The circuit used a 28C64 (64 kbit) EEPROM for image storage as a stand-in for the dual-port RAM I'll eventually use. The image format was 1bpp 256x256 bitmap, which can be exported from Photoshop and de-headered with a simple script.

This was maybe like the third PCB I had ever designed, which is the excuse I now give for the flaws such as missing bypass caps and wacky traces. The circuit design itself also had the flaw that I was starting reading each row of memory at HSync, leaving the first several columns off-screen. I compensated by moving the image to the right, with wrap-around, and wiring the address pins so that the image would repeat horizontally. This roughly centered the image on screen, but showed extra tiling on the sides.
I next designed a version that tested out my ideas for a cartridge pinout. (Though without yet tackling the image positioning)
The circuit is mostly the same, but I forgot the autorouter and remembered the bypass caps.

On a whim I had included certain, er, subtle design flourishes on the shell. It was shortly afterward I started calling my project the "GameTank"


Following this prototype I set video aside for a bit to work on address decoding and audio. But those will get separate a separate post.
During the last couple of months I had returned to video, with renewed obsession. Thinking about addressing made me think about what kind of memory I was going to use; and thinking about memory had me thinking in a more concrete way what kind of image specs I would target. I really wanted to add color, and to have more than one color. This ruled out 1bpp. I would have to either decrease resolution or increase memory. For a while I thought that I was going to do 2bpp and have four colors. I even made space for four palette registers in my memory map.
However, I decided that dealing with multiple pixels in a byte would introduce more overhead than I really wanted to contend with. Plus, I also had some DMA ideas brewing that I'll get into later. So ultimately I decided to go with 8bpp, and 128x128 resolution.

Simultaneous with the memory thinking, I also considered how to generate the color carrier. I learned that the color part of a composite signal is controlled by a 3.58MHz wave concurrent with the brightness information. That the TV set expects a short "burst" of this signal just after HSync, and that it compares the phase of the carrier to the burst to determine the hue.
I read somewhere, though I can't find the source, that the NES generates its colors in the HSL composite domain rather than RGB, and it does this by clocking a shift register at 8x the color carrier frequency. This is the approach I ended up taking.



I rebuilt my monochrome video breadboard as a starting point. The new parts included a 28Mhz oscillator to replace the previous 14Mhz, a shift register, and an 8-way selector/multiplexer. The 28Mhz square wave clocked the shift register, and a 3.5Mhz division was used as the data. By changing the select bits on the multiplexer, I was successfully able to choose from eight phases. After some analog trial-and-error with resistors and opamps, I convinced the TV that this was indeed a color video signal.

Information supplied>
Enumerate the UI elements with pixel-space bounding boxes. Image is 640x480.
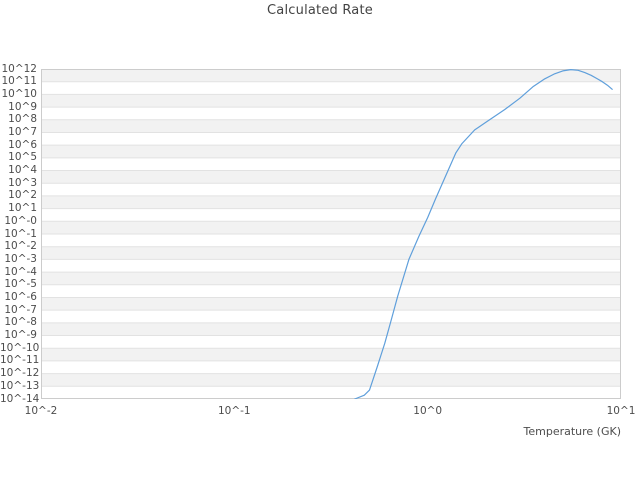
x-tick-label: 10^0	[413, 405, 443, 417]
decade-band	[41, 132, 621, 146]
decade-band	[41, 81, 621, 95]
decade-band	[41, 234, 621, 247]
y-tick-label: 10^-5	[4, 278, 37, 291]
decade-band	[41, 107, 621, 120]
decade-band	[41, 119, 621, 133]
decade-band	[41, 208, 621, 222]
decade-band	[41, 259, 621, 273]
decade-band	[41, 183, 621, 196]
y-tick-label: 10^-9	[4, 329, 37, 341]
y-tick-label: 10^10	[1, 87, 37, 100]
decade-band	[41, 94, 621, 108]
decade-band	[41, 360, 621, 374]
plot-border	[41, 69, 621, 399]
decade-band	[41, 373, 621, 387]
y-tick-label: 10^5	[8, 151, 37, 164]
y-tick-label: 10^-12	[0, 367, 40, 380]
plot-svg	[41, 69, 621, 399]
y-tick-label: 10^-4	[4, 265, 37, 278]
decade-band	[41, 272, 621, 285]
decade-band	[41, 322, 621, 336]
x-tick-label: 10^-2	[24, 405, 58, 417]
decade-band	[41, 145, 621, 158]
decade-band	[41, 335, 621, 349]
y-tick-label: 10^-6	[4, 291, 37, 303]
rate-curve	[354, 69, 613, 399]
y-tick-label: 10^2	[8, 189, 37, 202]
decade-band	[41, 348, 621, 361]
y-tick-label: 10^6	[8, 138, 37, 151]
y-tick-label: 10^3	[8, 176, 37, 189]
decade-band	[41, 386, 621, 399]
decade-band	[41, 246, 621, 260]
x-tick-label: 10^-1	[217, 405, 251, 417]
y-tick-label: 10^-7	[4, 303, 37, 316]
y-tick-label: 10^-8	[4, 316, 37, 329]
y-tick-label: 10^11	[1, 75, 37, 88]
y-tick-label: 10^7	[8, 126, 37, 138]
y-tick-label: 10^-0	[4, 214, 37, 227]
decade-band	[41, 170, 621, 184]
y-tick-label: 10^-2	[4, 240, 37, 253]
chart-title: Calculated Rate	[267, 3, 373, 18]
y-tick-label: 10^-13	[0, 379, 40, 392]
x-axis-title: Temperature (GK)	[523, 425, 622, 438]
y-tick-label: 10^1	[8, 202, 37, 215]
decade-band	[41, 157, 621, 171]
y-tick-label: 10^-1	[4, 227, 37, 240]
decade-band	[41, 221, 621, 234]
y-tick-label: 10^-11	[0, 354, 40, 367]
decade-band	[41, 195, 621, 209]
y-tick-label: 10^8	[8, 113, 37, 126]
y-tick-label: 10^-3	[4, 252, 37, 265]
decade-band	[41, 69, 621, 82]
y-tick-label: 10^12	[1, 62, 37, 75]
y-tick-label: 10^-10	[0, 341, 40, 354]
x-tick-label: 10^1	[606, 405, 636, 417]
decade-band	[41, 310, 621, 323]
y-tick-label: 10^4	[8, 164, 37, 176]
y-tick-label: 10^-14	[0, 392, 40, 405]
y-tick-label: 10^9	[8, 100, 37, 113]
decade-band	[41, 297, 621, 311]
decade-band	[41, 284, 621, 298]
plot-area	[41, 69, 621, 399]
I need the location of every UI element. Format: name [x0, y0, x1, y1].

Tasks for this exercise>
A – According to the GameTank video write-up, what color depth and resolution did the design finally settle on?
B – Reproduce the passage of the GameTank video write-up starting at "On a whim I" and ending at "my memory map.".

Answers in order>
A – 8bpp at 128x128 resolution.

B –
On a whim I had included certain, er, subtle design flourishes on the shell. It was shortly afterward I started calling my project the "GameTank"


Following this prototype I set video aside for a bit to work on address decoding and audio. But those will get separate a separate post.
During the last couple of months I had returned to video, with renewed obsession. Thinking about addressing made me think about what kind of memory I was going to use; and thinking about memory had me thinking in a more concrete way what kind of image specs I would target. I really wanted to add color, and to have more than one color. This ruled out 1bpp. I would have to either decrease resolution or increase memory. For a while I thought that I was going to do 2bpp and have four colors. I even made space for four palette registers in my memory map.